**WHAT IS NEEDED:**
Locate each line in the records containing "镇级河长". Copy it.

**EXCERPTED DATA:**
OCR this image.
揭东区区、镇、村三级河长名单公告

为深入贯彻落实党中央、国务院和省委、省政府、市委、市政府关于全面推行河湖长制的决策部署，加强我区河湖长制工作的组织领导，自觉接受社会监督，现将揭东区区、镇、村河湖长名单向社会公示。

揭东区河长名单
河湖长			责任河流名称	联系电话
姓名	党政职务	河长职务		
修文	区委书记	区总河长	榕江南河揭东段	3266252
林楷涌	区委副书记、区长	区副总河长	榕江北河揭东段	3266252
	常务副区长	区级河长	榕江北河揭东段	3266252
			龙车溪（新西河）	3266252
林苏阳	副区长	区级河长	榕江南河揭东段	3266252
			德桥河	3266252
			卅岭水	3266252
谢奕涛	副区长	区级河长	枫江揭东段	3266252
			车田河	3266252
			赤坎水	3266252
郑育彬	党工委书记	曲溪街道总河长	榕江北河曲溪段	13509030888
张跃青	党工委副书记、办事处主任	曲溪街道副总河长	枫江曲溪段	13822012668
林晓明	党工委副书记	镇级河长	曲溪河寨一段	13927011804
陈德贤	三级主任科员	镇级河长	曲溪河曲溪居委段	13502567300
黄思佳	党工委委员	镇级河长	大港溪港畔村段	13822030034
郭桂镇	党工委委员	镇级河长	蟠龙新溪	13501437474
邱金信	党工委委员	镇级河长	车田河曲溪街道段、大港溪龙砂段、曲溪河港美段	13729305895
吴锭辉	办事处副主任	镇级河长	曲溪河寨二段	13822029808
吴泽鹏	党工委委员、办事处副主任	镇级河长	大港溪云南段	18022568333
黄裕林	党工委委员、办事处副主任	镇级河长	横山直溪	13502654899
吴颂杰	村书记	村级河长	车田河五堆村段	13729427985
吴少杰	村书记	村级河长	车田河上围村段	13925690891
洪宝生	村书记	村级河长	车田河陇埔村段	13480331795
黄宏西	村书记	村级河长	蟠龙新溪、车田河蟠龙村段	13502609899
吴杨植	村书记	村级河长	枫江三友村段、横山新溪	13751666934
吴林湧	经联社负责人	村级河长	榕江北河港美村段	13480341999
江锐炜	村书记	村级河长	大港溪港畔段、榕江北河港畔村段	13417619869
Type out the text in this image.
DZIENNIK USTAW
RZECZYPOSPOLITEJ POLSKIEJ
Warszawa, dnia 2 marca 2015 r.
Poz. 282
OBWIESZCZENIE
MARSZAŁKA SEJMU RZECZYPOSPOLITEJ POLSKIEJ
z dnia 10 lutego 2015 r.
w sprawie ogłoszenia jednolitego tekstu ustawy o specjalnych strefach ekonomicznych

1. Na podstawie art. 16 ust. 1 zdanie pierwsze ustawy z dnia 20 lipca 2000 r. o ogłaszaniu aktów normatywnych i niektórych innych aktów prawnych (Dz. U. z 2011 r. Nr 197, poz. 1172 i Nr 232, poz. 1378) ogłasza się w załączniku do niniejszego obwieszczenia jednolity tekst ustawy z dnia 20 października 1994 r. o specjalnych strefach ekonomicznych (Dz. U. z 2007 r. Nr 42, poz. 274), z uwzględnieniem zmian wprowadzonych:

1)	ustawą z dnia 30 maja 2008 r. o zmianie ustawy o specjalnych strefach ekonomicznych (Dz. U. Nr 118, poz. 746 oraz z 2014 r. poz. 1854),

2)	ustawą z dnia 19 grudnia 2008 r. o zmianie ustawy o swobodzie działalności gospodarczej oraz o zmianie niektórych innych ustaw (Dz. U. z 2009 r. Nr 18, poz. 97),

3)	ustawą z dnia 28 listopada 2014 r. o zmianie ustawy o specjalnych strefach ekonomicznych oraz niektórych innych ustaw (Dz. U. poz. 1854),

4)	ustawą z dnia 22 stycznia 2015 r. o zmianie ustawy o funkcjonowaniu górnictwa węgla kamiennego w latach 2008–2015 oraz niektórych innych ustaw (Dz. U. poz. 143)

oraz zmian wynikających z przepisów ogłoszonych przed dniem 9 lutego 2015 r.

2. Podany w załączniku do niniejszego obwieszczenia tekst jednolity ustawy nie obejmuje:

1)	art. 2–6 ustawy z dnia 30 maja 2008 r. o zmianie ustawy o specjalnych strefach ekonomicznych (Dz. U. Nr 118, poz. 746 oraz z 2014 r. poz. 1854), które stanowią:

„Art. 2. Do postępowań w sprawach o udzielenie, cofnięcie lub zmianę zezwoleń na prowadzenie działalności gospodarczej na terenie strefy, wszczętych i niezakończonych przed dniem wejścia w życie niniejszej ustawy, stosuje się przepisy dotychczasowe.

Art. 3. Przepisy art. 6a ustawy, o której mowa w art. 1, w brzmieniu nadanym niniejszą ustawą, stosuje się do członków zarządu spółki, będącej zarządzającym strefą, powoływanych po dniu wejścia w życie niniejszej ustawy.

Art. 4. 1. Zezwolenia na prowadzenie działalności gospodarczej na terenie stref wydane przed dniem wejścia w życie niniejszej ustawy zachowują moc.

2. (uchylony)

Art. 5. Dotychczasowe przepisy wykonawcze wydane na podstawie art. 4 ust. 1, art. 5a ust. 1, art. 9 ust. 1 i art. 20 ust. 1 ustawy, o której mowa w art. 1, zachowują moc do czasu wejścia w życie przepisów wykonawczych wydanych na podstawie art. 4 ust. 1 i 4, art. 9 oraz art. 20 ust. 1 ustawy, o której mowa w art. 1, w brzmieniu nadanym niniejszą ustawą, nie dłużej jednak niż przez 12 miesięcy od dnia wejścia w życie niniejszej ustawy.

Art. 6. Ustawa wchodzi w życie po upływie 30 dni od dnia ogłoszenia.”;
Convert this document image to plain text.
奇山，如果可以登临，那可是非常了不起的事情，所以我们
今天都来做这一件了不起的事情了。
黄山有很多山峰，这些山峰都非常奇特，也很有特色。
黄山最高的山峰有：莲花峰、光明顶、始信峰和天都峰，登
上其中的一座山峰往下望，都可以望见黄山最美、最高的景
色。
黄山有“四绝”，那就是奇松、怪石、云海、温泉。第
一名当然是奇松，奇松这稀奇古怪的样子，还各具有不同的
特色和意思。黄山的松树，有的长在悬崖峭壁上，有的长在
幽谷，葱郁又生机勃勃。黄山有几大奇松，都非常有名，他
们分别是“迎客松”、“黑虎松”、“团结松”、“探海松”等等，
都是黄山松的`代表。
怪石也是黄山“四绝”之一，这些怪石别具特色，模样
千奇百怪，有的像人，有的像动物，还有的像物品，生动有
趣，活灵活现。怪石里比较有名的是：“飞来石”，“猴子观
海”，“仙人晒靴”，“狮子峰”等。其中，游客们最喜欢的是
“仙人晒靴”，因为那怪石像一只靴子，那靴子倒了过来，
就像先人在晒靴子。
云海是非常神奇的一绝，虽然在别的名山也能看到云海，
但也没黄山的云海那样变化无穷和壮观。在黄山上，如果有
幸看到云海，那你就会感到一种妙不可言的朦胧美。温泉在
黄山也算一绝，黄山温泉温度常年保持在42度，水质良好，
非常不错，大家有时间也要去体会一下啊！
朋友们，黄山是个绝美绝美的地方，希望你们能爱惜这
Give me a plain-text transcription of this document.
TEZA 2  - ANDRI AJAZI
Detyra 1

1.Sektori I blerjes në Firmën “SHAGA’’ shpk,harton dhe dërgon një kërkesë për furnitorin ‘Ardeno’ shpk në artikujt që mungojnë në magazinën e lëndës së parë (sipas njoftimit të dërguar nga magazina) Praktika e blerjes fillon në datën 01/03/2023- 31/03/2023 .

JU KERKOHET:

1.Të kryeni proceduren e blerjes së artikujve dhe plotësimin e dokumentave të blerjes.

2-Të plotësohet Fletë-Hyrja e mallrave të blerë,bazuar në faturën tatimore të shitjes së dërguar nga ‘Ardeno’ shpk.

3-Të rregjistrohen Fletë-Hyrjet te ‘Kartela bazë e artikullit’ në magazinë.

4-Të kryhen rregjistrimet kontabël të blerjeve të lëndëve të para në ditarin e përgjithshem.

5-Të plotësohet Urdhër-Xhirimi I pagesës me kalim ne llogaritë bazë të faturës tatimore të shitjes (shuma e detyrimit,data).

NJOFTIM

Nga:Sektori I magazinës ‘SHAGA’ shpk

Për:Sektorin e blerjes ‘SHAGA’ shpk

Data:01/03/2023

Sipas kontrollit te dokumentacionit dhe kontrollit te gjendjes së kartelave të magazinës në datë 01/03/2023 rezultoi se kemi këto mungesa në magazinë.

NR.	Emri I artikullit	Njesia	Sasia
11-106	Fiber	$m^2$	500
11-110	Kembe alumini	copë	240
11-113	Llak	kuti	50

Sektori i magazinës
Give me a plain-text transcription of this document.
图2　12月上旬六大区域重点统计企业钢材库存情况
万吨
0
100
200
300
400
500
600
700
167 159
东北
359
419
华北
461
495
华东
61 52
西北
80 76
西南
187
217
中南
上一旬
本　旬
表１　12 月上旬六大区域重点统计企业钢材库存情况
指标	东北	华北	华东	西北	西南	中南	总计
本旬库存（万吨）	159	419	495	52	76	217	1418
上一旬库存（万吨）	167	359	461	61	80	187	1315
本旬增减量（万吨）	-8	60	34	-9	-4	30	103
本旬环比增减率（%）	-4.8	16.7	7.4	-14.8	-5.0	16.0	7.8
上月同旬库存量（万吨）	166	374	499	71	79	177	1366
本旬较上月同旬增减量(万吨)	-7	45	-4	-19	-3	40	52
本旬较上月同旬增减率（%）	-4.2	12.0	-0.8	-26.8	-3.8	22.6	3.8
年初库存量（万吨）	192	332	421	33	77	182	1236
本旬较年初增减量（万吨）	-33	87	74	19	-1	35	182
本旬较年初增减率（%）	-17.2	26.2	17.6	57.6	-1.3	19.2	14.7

**ANSWER TO THIS PROBLEM:**
林晓明	党工委副书记	镇级河长	曲溪河寨一段	13927011804
陈德贤	三级主任科员	镇级河长	曲溪河曲溪居委段	13502567300
黄思佳	党工委委员	镇级河长	大港溪港畔村段	13822030034
郭桂镇	党工委委员	镇级河长	蟠龙新溪	13501437474
邱金信	党工委委员	镇级河长	车田河曲溪街道段、大港溪龙砂段、曲溪河港美段	13729305895
吴锭辉	办事处副主任	镇级河长	曲溪河寨二段	13822029808
吴泽鹏	党工委委员、办事处副主任	镇级河长	大港溪云南段	18022568333
黄裕林	党工委委员、办事处副主任	镇级河长	横山直溪	13502654899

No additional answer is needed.